* [Exercise description]: Copy each line that has the string "sales" somewhere in it.
● ● ● ● ● ● ●
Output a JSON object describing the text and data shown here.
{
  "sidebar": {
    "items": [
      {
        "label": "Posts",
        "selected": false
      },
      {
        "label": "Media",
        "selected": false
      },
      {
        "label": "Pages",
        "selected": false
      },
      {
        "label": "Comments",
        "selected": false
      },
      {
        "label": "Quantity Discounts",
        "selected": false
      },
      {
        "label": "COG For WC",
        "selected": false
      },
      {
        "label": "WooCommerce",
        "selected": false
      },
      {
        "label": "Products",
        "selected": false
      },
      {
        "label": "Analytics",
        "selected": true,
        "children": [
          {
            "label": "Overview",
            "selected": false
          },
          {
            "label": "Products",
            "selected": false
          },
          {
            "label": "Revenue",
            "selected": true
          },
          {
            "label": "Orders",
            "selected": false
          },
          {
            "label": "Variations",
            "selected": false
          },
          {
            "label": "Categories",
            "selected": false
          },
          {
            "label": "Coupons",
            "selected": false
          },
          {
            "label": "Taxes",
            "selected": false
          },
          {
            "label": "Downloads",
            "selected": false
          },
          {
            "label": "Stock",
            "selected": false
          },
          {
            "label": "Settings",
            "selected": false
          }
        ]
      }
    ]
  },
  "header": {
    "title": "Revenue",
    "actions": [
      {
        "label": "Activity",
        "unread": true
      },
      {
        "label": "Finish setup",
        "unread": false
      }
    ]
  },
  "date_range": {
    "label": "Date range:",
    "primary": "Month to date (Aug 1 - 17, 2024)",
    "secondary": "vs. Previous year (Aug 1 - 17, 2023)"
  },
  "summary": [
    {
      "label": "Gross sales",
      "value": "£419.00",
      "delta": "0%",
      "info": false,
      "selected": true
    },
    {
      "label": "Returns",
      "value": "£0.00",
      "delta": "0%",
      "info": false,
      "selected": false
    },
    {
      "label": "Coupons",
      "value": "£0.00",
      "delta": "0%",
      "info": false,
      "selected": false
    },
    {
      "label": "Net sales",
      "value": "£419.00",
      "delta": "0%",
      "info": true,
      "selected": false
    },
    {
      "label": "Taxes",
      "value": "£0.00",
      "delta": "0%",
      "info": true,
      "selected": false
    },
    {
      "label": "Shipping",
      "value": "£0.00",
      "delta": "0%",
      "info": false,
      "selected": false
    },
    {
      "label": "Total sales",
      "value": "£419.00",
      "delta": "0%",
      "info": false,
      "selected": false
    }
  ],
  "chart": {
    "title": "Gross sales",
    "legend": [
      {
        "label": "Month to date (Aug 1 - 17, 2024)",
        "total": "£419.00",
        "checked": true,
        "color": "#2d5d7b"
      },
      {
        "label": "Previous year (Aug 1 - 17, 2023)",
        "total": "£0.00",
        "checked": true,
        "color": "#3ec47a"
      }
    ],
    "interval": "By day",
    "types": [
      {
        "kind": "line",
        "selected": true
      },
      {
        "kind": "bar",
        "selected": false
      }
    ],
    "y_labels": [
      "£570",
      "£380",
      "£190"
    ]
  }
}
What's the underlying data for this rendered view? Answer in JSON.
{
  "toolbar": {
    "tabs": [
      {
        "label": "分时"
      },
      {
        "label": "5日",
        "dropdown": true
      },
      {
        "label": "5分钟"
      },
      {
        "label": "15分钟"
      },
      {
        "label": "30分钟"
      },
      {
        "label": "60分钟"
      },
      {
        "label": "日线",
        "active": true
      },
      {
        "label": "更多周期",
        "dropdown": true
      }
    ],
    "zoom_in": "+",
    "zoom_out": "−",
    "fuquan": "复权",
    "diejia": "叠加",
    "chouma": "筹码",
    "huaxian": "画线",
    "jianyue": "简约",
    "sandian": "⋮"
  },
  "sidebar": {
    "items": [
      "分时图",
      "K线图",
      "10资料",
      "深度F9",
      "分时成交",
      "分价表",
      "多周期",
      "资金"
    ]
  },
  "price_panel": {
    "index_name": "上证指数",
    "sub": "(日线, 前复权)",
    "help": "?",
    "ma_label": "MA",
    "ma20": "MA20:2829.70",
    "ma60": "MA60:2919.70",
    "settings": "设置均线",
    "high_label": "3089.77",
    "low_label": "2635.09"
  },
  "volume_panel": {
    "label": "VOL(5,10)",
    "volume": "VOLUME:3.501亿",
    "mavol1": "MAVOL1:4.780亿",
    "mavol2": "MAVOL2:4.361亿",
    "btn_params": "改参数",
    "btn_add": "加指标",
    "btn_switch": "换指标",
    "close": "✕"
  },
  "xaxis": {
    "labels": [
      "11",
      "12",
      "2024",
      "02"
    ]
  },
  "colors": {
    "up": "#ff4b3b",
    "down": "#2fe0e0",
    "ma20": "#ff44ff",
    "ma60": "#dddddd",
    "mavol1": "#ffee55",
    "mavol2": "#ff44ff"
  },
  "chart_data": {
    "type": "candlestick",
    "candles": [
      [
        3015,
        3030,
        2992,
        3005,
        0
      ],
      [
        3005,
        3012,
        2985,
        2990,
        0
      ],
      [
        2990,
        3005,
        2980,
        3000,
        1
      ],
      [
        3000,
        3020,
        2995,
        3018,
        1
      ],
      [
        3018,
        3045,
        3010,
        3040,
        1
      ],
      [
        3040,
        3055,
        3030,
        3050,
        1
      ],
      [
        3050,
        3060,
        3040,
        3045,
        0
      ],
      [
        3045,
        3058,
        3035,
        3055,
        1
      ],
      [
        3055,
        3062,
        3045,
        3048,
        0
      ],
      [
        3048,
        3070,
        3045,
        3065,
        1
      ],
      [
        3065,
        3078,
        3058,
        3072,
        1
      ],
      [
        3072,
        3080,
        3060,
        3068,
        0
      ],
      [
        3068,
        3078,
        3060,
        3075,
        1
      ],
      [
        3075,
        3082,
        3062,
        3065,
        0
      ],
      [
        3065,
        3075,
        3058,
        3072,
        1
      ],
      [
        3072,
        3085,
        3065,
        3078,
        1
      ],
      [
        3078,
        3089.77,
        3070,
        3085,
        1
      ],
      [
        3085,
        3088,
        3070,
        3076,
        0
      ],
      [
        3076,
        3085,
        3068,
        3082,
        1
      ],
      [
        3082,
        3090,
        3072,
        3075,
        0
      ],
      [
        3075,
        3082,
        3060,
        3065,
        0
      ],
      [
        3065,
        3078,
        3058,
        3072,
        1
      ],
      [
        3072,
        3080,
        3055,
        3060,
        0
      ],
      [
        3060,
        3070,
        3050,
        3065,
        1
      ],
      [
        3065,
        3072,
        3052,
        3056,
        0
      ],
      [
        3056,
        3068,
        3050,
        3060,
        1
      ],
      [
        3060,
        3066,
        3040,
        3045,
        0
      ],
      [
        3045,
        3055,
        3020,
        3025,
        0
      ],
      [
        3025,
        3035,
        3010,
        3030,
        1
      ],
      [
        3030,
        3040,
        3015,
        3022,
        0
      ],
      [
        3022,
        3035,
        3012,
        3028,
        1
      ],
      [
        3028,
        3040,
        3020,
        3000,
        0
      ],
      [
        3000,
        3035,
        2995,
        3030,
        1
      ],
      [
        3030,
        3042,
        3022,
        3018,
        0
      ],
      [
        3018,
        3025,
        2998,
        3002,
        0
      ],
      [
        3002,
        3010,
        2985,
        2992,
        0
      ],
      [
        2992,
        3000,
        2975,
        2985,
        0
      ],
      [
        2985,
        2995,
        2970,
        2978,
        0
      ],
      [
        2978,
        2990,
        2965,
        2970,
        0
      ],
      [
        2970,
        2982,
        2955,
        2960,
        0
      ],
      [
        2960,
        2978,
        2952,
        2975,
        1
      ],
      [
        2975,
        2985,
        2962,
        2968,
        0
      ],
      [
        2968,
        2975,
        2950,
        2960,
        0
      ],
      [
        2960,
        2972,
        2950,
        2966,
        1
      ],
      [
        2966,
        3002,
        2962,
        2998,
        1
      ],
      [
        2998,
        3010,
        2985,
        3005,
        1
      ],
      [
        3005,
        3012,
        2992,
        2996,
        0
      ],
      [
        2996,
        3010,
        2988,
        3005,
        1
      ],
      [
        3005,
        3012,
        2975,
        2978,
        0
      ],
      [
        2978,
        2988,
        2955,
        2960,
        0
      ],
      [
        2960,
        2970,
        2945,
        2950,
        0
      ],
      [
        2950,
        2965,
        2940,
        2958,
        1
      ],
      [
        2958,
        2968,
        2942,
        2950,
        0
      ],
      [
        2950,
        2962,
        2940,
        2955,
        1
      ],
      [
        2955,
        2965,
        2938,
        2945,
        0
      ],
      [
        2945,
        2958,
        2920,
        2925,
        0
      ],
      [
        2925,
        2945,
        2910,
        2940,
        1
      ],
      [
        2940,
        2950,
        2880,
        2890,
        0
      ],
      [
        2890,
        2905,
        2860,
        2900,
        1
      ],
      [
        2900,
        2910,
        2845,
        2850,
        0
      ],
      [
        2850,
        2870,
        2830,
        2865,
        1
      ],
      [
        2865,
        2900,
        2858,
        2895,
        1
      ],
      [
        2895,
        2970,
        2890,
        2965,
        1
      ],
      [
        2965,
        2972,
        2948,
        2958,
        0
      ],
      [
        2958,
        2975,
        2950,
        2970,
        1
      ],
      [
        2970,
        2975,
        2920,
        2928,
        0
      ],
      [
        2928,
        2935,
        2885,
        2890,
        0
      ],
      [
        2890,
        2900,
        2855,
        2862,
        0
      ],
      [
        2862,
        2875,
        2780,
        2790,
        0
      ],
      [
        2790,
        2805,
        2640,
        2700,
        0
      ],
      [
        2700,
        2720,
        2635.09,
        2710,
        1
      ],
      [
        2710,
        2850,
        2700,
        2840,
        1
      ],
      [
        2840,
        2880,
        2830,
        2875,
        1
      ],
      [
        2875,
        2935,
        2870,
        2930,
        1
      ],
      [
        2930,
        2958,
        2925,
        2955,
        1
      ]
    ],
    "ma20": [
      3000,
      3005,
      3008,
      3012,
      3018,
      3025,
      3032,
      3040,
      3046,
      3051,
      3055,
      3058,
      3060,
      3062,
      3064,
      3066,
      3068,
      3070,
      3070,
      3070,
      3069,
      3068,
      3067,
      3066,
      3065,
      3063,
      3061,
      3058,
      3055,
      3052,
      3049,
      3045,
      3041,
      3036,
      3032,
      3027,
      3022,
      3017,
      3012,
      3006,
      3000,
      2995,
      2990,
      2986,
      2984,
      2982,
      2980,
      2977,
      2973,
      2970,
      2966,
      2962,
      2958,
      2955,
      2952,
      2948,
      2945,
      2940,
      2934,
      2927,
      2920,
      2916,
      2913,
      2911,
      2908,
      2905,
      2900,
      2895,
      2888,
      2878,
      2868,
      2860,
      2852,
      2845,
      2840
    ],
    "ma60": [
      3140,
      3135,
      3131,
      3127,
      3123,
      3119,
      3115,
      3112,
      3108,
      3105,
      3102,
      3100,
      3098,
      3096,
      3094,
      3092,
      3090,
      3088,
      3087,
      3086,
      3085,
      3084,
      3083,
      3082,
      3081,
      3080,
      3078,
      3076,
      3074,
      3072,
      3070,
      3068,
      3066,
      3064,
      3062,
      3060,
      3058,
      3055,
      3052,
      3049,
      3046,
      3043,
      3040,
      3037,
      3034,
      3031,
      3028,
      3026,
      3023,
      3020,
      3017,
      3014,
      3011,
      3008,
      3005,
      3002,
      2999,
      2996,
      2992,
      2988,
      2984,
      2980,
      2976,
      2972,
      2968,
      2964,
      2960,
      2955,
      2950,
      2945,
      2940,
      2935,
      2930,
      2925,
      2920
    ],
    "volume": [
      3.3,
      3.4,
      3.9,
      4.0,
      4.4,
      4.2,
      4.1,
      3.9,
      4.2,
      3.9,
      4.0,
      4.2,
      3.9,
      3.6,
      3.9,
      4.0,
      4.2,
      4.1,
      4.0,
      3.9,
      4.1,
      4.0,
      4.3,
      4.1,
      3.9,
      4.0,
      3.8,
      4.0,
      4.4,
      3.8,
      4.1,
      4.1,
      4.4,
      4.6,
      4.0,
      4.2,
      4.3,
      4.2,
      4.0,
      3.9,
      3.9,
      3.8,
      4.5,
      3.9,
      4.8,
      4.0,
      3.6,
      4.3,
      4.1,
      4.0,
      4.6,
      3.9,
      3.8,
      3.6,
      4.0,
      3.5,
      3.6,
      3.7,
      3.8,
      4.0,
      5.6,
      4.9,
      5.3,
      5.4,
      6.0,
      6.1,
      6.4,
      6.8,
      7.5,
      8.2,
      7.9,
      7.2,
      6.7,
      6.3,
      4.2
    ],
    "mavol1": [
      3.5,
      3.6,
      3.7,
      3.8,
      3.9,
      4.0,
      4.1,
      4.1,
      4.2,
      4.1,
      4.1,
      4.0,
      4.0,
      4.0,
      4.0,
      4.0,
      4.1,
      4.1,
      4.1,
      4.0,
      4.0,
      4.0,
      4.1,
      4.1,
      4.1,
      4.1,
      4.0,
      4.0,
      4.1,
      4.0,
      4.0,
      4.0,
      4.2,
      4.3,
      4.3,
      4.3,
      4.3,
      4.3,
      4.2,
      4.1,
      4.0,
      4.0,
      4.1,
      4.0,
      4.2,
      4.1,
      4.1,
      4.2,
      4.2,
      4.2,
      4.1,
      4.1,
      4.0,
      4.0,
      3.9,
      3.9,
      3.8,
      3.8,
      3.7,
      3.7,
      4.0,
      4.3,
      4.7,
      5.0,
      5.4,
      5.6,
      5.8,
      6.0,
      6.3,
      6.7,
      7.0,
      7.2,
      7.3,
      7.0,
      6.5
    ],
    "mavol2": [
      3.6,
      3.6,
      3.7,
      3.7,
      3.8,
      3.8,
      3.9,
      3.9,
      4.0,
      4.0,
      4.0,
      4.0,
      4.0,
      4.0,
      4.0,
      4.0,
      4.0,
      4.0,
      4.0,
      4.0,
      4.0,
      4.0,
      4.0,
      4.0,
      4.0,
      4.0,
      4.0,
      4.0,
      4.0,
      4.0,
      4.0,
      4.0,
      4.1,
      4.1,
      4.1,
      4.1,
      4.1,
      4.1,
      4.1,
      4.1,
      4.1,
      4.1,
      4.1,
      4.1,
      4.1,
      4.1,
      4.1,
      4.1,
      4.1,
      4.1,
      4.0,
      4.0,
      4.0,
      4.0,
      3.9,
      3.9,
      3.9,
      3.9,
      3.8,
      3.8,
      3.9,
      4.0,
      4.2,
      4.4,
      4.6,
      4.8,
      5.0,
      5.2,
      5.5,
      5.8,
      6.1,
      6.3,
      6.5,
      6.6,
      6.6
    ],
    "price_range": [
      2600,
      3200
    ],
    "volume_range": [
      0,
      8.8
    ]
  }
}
● ● ● ● ● ● ●
* [The answer]:
      "label": "Gross sales",
      "label": "Net sales",
      "label": "Total sales",
    "title": "Gross sales",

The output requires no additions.